* [SHORT TASK]
Rewrite the entries from the start through the line containing "The stub shaft 120 is at (240, 428).", both ends included. Substitute "speed changer" for "speed variator" and keep everything else unchanged.

* [INFORMATION PROVIDED]
::::::::::

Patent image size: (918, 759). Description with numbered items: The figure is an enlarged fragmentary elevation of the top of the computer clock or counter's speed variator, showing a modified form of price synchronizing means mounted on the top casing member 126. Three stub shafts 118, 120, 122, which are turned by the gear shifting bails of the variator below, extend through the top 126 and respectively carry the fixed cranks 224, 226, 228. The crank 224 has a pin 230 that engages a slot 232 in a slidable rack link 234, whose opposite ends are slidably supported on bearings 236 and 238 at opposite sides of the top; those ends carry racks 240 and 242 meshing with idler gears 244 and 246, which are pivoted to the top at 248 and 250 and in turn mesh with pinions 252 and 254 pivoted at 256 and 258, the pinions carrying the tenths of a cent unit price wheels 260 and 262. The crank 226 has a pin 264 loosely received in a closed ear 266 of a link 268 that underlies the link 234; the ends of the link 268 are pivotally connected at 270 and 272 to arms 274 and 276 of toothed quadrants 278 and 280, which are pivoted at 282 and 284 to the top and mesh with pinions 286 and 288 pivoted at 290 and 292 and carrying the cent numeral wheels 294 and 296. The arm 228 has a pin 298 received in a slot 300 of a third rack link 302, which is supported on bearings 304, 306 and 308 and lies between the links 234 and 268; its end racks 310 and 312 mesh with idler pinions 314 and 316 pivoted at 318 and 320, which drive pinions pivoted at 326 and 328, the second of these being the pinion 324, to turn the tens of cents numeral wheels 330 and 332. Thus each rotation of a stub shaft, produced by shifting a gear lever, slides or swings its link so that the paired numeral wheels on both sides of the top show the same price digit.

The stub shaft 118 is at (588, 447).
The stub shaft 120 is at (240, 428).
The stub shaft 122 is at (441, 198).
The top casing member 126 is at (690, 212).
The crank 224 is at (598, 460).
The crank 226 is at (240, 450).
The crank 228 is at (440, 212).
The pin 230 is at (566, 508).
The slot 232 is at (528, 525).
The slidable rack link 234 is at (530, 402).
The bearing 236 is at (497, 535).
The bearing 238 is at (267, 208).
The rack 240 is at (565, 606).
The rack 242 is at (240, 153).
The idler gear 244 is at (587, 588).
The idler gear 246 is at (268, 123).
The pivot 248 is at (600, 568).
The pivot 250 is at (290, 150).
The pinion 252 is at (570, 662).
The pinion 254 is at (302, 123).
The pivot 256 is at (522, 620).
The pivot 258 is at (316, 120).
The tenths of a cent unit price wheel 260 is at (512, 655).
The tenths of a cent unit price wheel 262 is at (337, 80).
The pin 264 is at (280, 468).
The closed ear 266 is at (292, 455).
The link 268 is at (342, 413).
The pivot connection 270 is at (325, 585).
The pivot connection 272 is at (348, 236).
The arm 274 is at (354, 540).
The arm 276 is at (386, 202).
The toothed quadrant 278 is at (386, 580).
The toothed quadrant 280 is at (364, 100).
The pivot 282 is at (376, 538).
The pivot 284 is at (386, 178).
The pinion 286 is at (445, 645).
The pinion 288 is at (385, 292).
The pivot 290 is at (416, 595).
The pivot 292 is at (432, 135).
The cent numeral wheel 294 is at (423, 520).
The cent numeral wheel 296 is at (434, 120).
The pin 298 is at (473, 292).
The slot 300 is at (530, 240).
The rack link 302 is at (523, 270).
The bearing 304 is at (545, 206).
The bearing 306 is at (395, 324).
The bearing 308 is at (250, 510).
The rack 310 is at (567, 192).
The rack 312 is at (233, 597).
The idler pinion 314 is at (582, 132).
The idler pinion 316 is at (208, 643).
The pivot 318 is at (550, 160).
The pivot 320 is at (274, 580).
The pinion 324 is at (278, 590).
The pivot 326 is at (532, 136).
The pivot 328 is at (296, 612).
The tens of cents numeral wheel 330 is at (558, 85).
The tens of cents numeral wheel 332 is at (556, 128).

::::::::::

* [ANSWER BELOW]
Patent image size: (918, 759). Description with numbered items: The figure is an enlarged fragmentary elevation of the top of the computer clock or counter's speed changer, showing a modified form of price synchronizing means mounted on the top casing member 126. Three stub shafts 118, 120, 122, which are turned by the gear shifting bails of the variator below, extend through the top 126 and respectively carry the fixed cranks 224, 226, 228. The crank 224 has a pin 230 that engages a slot 232 in a slidable rack link 234, whose opposite ends are slidably supported on bearings 236 and 238 at opposite sides of the top; those ends carry racks 240 and 242 meshing with idler gears 244 and 246, which are pivoted to the top at 248 and 250 and in turn mesh with pinions 252 and 254 pivoted at 256 and 258, the pinions carrying the tenths of a cent unit price wheels 260 and 262. The crank 226 has a pin 264 loosely received in a closed ear 266 of a link 268 that underlies the link 234; the ends of the link 268 are pivotally connected at 270 and 272 to arms 274 and 276 of toothed quadrants 278 and 280, which are pivoted at 282 and 284 to the top and mesh with pinions 286 and 288 pivoted at 290 and 292 and carrying the cent numeral wheels 294 and 296. The arm 228 has a pin 298 received in a slot 300 of a third rack link 302, which is supported on bearings 304, 306 and 308 and lies between the links 234 and 268; its end racks 310 and 312 mesh with idler pinions 314 and 316 pivoted at 318 and 320, which drive pinions pivoted at 326 and 328, the second of these being the pinion 324, to turn the tens of cents numeral wheels 330 and 332. Thus each rotation of a stub shaft, produced by shifting a gear lever, slides or swings its link so that the paired numeral wheels on both sides of the top show the same price digit.

The stub shaft 118 is at (588, 447).
The stub shaft 120 is at (240, 428).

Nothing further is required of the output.